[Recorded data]
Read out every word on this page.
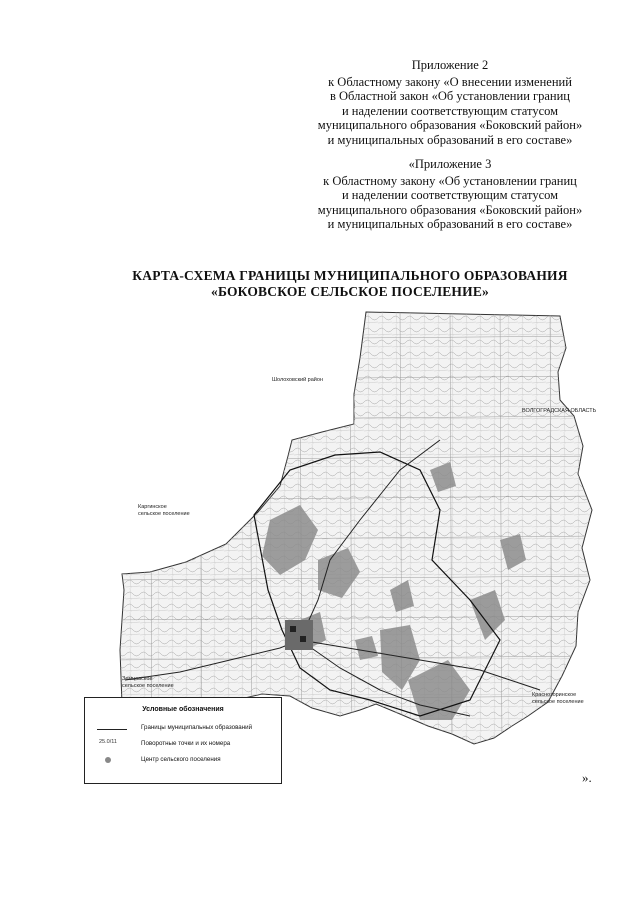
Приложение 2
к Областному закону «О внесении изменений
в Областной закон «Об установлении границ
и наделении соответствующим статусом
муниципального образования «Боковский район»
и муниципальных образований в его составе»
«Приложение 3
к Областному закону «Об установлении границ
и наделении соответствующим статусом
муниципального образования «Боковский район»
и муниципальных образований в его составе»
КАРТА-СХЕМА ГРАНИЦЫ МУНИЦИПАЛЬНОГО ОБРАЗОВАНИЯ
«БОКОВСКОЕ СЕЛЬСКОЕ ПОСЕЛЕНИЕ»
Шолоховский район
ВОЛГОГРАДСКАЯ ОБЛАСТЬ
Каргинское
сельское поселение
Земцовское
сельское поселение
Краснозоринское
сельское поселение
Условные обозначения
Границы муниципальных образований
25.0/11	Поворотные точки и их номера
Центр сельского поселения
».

• PROBLEM
Print each line of the material above exactly, with the pictures removed from your copy.

• EXERCISE RESULT
Read out every word on this page.
Приложение 2
к Областному закону «О внесении изменений
в Областной закон «Об установлении границ
и наделении соответствующим статусом
муниципального образования «Боковский район»
и муниципальных образований в его составе»
«Приложение 3
к Областному закону «Об установлении границ
и наделении соответствующим статусом
муниципального образования «Боковский район»
и муниципальных образований в его составе»
КАРТА-СХЕМА ГРАНИЦЫ МУНИЦИПАЛЬНОГО ОБРАЗОВАНИЯ
«БОКОВСКОЕ СЕЛЬСКОЕ ПОСЕЛЕНИЕ»
Шолоховский район
ВОЛГОГРАДСКАЯ ОБЛАСТЬ
Каргинское
сельское поселение
Земцовское
сельское поселение
Краснозоринское
сельское поселение
Условные обозначения
Границы муниципальных образований
25.0/11	Поворотные точки и их номера
Центр сельского поселения
».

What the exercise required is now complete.